____ Supplied material

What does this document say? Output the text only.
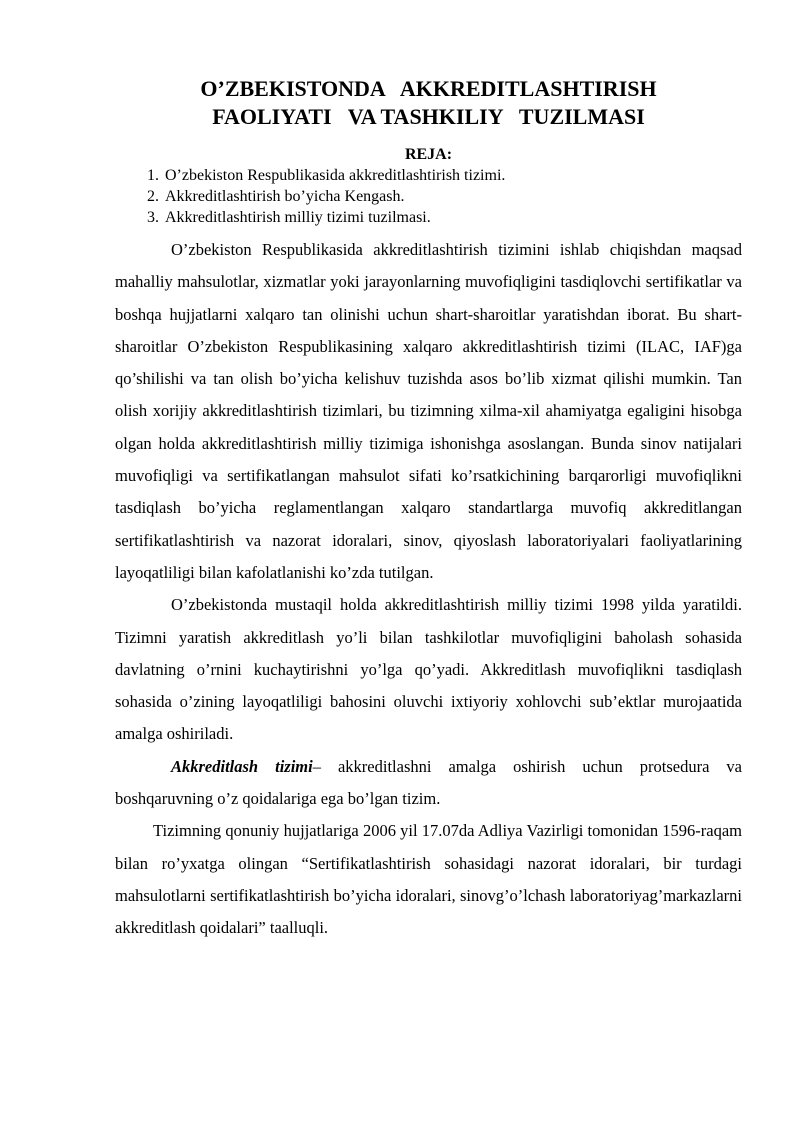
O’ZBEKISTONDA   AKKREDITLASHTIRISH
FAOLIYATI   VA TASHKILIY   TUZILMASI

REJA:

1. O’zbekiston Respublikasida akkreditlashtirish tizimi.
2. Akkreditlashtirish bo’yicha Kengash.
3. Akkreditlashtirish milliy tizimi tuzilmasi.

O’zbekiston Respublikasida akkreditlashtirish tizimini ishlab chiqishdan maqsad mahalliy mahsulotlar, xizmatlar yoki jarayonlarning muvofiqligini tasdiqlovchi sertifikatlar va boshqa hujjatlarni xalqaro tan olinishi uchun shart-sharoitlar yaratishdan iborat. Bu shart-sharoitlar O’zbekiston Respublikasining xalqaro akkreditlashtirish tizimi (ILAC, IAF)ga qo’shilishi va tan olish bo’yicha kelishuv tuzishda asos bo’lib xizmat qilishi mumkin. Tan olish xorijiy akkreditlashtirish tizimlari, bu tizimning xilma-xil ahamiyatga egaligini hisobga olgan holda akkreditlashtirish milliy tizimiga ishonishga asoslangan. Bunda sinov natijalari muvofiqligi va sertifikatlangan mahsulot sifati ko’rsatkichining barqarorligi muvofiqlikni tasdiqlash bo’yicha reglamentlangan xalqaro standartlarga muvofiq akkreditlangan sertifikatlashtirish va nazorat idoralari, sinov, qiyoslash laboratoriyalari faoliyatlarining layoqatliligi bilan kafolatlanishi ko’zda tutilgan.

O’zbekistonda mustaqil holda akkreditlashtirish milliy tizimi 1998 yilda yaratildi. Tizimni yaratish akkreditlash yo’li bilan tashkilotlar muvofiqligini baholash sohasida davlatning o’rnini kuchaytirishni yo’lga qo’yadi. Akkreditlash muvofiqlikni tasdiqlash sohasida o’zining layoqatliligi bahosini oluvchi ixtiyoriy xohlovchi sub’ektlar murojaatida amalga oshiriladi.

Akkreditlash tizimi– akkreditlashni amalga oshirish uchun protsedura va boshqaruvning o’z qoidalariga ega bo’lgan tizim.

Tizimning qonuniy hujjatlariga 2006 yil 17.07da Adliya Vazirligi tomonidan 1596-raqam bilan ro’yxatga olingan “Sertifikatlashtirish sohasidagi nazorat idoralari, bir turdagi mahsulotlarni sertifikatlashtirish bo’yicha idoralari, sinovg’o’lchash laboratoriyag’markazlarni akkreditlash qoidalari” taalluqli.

________

■ What you are asked to do
Every record above should be written out again without change, except that the pictures are left out.

■ Output for this exercise
What does this document say? Output the text only.
O’ZBEKISTONDA   AKKREDITLASHTIRISH
FAOLIYATI   VA TASHKILIY   TUZILMASI

REJA:

1. O’zbekiston Respublikasida akkreditlashtirish tizimi.
2. Akkreditlashtirish bo’yicha Kengash.
3. Akkreditlashtirish milliy tizimi tuzilmasi.

O’zbekiston Respublikasida akkreditlashtirish tizimini ishlab chiqishdan maqsad mahalliy mahsulotlar, xizmatlar yoki jarayonlarning muvofiqligini tasdiqlovchi sertifikatlar va boshqa hujjatlarni xalqaro tan olinishi uchun shart-sharoitlar yaratishdan iborat. Bu shart-sharoitlar O’zbekiston Respublikasining xalqaro akkreditlashtirish tizimi (ILAC, IAF)ga qo’shilishi va tan olish bo’yicha kelishuv tuzishda asos bo’lib xizmat qilishi mumkin. Tan olish xorijiy akkreditlashtirish tizimlari, bu tizimning xilma-xil ahamiyatga egaligini hisobga olgan holda akkreditlashtirish milliy tizimiga ishonishga asoslangan. Bunda sinov natijalari muvofiqligi va sertifikatlangan mahsulot sifati ko’rsatkichining barqarorligi muvofiqlikni tasdiqlash bo’yicha reglamentlangan xalqaro standartlarga muvofiq akkreditlangan sertifikatlashtirish va nazorat idoralari, sinov, qiyoslash laboratoriyalari faoliyatlarining layoqatliligi bilan kafolatlanishi ko’zda tutilgan.

O’zbekistonda mustaqil holda akkreditlashtirish milliy tizimi 1998 yilda yaratildi. Tizimni yaratish akkreditlash yo’li bilan tashkilotlar muvofiqligini baholash sohasida davlatning o’rnini kuchaytirishni yo’lga qo’yadi. Akkreditlash muvofiqlikni tasdiqlash sohasida o’zining layoqatliligi bahosini oluvchi ixtiyoriy xohlovchi sub’ektlar murojaatida amalga oshiriladi.

Akkreditlash tizimi– akkreditlashni amalga oshirish uchun protsedura va boshqaruvning o’z qoidalariga ega bo’lgan tizim.

Tizimning qonuniy hujjatlariga 2006 yil 17.07da Adliya Vazirligi tomonidan 1596-raqam bilan ro’yxatga olingan “Sertifikatlashtirish sohasidagi nazorat idoralari, bir turdagi mahsulotlarni sertifikatlashtirish bo’yicha idoralari, sinovg’o’lchash laboratoriyag’markazlarni akkreditlash qoidalari” taalluqli.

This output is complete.